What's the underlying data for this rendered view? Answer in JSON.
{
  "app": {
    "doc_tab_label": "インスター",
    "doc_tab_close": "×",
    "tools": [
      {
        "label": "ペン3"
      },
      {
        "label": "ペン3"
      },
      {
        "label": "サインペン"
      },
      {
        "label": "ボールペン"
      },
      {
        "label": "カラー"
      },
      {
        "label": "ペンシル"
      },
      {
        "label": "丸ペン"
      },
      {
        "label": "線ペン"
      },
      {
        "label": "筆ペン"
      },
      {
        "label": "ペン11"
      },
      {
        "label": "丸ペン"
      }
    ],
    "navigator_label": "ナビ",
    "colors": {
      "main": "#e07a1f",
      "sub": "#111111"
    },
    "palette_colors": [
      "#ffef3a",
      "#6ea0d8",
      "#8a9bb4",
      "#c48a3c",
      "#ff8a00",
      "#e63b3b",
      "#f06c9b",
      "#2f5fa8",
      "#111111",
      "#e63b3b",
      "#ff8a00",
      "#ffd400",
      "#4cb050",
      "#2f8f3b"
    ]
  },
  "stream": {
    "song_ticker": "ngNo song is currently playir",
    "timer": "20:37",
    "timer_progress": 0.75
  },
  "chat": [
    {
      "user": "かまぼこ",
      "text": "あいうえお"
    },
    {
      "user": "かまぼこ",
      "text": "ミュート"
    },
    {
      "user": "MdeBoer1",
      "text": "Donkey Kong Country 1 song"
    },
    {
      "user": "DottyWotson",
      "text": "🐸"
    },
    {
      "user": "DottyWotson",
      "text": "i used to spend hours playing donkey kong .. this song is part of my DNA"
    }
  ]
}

__________________________________________________

Given exercise — Report the number of lines in the entries above that include the string "text". Give nothing but the number.

The answer — 5